─── EXCERPTED DATA ───
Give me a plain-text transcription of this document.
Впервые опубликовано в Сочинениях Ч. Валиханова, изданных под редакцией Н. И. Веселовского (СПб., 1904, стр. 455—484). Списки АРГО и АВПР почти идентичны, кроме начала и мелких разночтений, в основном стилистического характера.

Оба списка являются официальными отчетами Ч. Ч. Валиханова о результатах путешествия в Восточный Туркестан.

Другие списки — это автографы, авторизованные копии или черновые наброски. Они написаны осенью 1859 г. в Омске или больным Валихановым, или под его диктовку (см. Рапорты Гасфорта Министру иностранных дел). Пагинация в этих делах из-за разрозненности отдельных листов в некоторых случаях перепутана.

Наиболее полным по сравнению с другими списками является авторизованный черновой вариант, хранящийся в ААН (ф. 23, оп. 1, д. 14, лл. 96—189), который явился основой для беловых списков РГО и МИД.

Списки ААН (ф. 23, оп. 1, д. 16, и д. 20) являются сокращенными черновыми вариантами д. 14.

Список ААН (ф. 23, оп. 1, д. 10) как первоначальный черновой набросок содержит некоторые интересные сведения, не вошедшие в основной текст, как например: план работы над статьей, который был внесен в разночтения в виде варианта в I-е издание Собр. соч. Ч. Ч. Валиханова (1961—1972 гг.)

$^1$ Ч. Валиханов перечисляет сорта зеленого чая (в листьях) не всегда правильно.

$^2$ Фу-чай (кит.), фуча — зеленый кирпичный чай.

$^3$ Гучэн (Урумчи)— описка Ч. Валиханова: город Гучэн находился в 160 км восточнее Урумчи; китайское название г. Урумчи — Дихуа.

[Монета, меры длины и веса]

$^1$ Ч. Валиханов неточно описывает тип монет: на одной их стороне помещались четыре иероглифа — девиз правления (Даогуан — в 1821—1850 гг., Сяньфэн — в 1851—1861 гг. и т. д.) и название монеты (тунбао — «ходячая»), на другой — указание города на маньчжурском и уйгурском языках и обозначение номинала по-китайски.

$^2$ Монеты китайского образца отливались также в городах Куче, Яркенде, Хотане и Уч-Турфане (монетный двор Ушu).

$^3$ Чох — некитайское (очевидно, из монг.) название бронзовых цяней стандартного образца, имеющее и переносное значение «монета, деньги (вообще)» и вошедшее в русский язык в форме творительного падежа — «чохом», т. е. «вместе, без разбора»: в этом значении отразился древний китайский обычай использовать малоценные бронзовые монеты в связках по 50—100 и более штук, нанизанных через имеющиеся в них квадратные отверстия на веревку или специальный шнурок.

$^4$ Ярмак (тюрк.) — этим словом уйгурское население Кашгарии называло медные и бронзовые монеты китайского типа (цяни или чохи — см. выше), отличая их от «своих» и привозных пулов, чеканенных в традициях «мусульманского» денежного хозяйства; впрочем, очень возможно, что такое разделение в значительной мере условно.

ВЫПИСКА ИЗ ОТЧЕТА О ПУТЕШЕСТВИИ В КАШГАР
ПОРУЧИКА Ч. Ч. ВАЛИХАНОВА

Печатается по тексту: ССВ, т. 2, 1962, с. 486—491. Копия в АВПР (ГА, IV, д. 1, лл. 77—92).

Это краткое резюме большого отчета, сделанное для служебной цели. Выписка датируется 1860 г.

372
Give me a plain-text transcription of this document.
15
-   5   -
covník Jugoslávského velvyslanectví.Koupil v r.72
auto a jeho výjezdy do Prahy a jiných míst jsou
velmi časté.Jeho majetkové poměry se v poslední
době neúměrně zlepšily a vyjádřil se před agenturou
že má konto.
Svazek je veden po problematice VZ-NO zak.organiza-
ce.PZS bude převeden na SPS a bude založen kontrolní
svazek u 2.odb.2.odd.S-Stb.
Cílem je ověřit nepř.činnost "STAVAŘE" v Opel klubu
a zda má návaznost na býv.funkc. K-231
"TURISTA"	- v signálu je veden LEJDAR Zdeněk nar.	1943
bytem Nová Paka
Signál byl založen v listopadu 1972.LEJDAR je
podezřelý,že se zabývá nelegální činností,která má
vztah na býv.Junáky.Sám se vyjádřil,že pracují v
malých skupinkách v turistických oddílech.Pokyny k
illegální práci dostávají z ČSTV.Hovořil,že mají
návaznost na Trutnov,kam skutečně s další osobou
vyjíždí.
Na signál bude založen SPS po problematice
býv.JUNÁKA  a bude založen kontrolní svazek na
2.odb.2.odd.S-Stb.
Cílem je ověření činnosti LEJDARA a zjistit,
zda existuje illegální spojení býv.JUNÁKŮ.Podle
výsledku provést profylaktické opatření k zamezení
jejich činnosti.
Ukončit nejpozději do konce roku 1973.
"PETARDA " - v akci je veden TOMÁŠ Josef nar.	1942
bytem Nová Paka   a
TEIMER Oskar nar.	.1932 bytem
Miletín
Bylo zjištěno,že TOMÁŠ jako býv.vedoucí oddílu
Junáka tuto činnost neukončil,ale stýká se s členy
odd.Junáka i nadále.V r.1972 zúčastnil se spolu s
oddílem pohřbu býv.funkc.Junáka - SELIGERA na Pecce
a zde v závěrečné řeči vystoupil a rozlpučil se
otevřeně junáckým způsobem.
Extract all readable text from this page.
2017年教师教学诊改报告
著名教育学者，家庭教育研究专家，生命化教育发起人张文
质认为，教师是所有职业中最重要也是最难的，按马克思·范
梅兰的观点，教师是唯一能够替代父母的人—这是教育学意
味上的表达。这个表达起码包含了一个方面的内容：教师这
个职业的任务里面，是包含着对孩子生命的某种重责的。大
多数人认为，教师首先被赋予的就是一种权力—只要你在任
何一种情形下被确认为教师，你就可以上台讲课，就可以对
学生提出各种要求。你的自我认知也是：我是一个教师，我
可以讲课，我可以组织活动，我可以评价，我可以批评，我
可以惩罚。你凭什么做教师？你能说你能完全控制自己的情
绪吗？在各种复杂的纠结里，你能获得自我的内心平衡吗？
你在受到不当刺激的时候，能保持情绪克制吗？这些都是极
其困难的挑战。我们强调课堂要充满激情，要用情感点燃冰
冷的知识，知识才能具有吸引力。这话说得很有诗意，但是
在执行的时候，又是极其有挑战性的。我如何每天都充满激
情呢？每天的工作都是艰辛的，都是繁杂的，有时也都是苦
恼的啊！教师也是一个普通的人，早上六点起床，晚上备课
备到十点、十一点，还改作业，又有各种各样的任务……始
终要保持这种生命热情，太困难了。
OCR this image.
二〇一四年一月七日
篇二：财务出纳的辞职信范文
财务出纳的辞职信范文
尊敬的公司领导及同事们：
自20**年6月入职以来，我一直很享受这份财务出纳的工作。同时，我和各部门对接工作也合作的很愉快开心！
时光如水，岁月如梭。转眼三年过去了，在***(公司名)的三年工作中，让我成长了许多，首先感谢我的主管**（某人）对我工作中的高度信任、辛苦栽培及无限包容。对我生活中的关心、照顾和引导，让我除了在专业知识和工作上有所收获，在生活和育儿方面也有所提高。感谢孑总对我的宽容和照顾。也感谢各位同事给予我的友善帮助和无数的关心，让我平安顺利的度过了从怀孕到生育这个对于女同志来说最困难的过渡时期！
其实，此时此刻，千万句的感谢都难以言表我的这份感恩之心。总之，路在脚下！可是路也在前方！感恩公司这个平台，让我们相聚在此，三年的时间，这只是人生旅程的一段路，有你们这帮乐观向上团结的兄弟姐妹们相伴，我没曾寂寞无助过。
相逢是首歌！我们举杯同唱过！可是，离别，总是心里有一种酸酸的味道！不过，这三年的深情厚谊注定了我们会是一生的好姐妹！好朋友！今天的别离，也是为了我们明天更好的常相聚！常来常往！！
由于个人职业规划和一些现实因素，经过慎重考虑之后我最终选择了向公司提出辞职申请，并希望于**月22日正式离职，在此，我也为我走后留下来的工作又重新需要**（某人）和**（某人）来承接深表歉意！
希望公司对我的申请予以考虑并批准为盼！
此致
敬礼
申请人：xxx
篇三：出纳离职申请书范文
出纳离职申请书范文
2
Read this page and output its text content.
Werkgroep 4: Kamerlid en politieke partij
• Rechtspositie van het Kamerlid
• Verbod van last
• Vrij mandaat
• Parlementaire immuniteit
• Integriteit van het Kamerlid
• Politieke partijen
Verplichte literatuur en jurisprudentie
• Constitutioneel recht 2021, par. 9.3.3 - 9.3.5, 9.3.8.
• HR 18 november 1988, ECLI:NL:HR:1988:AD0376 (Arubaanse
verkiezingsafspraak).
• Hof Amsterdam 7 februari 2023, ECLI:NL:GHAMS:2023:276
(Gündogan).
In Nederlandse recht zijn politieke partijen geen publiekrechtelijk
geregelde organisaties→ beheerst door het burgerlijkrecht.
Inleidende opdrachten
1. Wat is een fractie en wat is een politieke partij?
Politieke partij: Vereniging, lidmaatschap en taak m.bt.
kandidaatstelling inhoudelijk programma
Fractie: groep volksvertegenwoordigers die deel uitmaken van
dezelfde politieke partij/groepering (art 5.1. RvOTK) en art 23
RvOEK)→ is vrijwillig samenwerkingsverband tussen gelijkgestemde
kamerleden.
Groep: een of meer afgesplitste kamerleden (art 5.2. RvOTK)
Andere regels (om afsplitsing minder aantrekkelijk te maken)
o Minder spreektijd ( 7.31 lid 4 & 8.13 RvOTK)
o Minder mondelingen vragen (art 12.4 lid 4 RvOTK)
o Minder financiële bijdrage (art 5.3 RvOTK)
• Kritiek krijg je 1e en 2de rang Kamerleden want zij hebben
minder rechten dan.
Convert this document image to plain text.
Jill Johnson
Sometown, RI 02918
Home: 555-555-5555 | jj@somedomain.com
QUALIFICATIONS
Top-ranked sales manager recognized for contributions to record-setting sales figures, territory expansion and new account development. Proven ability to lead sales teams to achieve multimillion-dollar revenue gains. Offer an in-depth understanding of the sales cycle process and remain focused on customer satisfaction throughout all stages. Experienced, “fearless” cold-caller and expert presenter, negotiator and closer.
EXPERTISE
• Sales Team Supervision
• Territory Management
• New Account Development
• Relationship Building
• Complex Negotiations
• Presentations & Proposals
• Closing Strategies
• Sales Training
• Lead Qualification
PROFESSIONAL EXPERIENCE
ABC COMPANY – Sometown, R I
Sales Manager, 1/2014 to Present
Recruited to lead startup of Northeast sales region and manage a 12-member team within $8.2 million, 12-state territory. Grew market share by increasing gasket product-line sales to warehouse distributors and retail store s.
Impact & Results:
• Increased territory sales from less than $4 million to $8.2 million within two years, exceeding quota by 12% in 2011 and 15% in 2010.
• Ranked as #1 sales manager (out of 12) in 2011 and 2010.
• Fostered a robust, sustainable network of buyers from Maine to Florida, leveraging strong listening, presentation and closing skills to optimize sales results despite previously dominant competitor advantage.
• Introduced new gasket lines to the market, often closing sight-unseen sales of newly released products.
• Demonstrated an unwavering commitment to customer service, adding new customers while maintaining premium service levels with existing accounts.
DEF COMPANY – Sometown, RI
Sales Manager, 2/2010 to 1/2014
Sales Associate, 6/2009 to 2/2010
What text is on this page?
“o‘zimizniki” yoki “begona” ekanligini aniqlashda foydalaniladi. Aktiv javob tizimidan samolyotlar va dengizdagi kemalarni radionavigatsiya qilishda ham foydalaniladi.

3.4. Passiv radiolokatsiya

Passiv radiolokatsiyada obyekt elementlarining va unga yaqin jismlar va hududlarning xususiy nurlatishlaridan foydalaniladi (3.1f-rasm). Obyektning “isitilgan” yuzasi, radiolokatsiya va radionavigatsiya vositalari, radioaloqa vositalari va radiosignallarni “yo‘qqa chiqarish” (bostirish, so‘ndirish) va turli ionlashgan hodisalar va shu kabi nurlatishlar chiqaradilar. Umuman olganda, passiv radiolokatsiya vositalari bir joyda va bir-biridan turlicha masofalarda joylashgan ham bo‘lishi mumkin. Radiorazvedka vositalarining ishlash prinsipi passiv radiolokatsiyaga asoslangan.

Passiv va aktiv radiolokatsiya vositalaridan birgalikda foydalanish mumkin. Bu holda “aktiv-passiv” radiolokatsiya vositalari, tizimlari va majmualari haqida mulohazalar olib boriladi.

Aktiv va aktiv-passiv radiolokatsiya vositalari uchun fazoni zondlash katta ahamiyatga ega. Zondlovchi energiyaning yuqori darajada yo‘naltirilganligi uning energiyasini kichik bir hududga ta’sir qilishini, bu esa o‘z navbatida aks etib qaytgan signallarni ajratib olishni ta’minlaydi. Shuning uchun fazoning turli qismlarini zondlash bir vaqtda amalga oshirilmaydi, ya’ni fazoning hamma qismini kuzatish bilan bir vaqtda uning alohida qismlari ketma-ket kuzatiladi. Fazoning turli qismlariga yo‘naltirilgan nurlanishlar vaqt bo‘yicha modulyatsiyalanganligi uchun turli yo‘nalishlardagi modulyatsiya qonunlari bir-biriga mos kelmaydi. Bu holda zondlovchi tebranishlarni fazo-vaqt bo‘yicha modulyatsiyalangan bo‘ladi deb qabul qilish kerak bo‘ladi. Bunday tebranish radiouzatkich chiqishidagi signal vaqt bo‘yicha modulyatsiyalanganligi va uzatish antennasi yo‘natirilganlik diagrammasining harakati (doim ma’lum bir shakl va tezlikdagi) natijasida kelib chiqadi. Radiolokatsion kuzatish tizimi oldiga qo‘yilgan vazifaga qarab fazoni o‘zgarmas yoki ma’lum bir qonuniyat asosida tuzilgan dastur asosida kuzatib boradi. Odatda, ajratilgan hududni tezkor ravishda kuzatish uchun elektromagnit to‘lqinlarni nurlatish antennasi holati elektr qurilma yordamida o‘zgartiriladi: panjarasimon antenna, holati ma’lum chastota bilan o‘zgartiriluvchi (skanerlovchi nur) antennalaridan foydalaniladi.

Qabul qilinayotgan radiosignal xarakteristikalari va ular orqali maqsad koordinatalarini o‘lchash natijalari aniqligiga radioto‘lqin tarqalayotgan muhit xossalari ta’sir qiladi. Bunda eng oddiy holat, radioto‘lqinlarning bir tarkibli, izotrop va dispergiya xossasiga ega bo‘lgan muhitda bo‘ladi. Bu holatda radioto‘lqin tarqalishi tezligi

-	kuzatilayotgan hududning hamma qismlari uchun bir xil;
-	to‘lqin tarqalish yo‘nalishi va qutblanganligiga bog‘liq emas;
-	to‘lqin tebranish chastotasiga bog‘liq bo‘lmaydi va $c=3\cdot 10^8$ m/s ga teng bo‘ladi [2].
───
Scan the records for the string "návaznost". Copy each line in which it appears.

### OUTPUT OF THE TASK
a zda má návaznost na býv.funkc. K-231
návaznost na Trutnov,kam skutečně s další osobou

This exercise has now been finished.